-- DATASET start --

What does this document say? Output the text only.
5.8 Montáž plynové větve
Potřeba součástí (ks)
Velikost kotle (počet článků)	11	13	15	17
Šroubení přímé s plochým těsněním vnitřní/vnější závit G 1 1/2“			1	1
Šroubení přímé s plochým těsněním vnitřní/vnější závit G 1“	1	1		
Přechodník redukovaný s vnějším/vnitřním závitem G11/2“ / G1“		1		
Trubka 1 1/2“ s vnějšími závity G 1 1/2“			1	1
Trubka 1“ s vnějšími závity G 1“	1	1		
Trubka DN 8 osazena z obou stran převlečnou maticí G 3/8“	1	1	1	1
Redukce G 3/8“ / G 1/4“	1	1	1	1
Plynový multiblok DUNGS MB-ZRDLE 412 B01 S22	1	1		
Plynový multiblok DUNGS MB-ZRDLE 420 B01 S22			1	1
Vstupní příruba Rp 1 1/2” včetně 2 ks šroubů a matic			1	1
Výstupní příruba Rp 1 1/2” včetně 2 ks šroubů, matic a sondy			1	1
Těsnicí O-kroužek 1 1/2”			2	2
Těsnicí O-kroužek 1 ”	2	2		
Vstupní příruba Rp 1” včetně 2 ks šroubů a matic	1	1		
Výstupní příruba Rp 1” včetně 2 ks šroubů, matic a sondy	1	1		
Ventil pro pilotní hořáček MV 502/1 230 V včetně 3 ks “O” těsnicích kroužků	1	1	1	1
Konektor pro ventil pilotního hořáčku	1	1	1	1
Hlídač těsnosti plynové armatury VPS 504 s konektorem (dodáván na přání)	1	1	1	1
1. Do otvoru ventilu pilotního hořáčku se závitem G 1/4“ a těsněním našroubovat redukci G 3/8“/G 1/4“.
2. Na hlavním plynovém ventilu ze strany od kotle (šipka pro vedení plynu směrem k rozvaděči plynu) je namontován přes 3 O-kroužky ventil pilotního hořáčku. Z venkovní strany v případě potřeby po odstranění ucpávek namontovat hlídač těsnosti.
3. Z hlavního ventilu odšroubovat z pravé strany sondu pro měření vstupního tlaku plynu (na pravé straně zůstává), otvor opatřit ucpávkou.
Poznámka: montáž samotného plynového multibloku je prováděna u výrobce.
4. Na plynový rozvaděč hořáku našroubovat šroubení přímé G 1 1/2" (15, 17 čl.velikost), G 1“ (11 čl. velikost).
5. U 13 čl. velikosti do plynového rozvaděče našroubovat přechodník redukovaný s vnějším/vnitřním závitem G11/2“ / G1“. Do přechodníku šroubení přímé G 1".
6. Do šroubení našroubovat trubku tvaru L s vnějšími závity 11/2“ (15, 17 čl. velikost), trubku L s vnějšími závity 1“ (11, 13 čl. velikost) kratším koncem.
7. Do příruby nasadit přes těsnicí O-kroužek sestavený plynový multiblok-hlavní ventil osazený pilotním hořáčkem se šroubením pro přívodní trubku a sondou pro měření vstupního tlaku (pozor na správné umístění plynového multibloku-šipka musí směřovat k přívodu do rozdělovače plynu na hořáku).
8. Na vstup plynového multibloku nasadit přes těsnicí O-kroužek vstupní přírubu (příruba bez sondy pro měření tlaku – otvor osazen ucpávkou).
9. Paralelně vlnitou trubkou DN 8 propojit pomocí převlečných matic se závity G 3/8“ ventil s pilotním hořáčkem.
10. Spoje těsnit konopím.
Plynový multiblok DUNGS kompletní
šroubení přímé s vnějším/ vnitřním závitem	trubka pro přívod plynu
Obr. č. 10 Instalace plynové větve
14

-- DATASET end --

▶ **SHORT PROBLEM**: Output all preceding records character for character.

▶ **EXERCISE RESPONSE**:
What does this document say? Output the text only.
5.8 Montáž plynové větve
Potřeba součástí (ks)
Velikost kotle (počet článků)	11	13	15	17
Šroubení přímé s plochým těsněním vnitřní/vnější závit G 1 1/2“			1	1
Šroubení přímé s plochým těsněním vnitřní/vnější závit G 1“	1	1		
Přechodník redukovaný s vnějším/vnitřním závitem G11/2“ / G1“		1		
Trubka 1 1/2“ s vnějšími závity G 1 1/2“			1	1
Trubka 1“ s vnějšími závity G 1“	1	1		
Trubka DN 8 osazena z obou stran převlečnou maticí G 3/8“	1	1	1	1
Redukce G 3/8“ / G 1/4“	1	1	1	1
Plynový multiblok DUNGS MB-ZRDLE 412 B01 S22	1	1		
Plynový multiblok DUNGS MB-ZRDLE 420 B01 S22			1	1
Vstupní příruba Rp 1 1/2” včetně 2 ks šroubů a matic			1	1
Výstupní příruba Rp 1 1/2” včetně 2 ks šroubů, matic a sondy			1	1
Těsnicí O-kroužek 1 1/2”			2	2
Těsnicí O-kroužek 1 ”	2	2		
Vstupní příruba Rp 1” včetně 2 ks šroubů a matic	1	1		
Výstupní příruba Rp 1” včetně 2 ks šroubů, matic a sondy	1	1		
Ventil pro pilotní hořáček MV 502/1 230 V včetně 3 ks “O” těsnicích kroužků	1	1	1	1
Konektor pro ventil pilotního hořáčku	1	1	1	1
Hlídač těsnosti plynové armatury VPS 504 s konektorem (dodáván na přání)	1	1	1	1
1. Do otvoru ventilu pilotního hořáčku se závitem G 1/4“ a těsněním našroubovat redukci G 3/8“/G 1/4“.
2. Na hlavním plynovém ventilu ze strany od kotle (šipka pro vedení plynu směrem k rozvaděči plynu) je namontován přes 3 O-kroužky ventil pilotního hořáčku. Z venkovní strany v případě potřeby po odstranění ucpávek namontovat hlídač těsnosti.
3. Z hlavního ventilu odšroubovat z pravé strany sondu pro měření vstupního tlaku plynu (na pravé straně zůstává), otvor opatřit ucpávkou.
Poznámka: montáž samotného plynového multibloku je prováděna u výrobce.
4. Na plynový rozvaděč hořáku našroubovat šroubení přímé G 1 1/2" (15, 17 čl.velikost), G 1“ (11 čl. velikost).
5. U 13 čl. velikosti do plynového rozvaděče našroubovat přechodník redukovaný s vnějším/vnitřním závitem G11/2“ / G1“. Do přechodníku šroubení přímé G 1".
6. Do šroubení našroubovat trubku tvaru L s vnějšími závity 11/2“ (15, 17 čl. velikost), trubku L s vnějšími závity 1“ (11, 13 čl. velikost) kratším koncem.
7. Do příruby nasadit přes těsnicí O-kroužek sestavený plynový multiblok-hlavní ventil osazený pilotním hořáčkem se šroubením pro přívodní trubku a sondou pro měření vstupního tlaku (pozor na správné umístění plynového multibloku-šipka musí směřovat k přívodu do rozdělovače plynu na hořáku).
8. Na vstup plynového multibloku nasadit přes těsnicí O-kroužek vstupní přírubu (příruba bez sondy pro měření tlaku – otvor osazen ucpávkou).
9. Paralelně vlnitou trubkou DN 8 propojit pomocí převlečných matic se závity G 3/8“ ventil s pilotním hořáčkem.
10. Spoje těsnit konopím.
Plynový multiblok DUNGS kompletní
šroubení přímé s vnějším/ vnitřním závitem	trubka pro přívod plynu
Obr. č. 10 Instalace plynové větve
14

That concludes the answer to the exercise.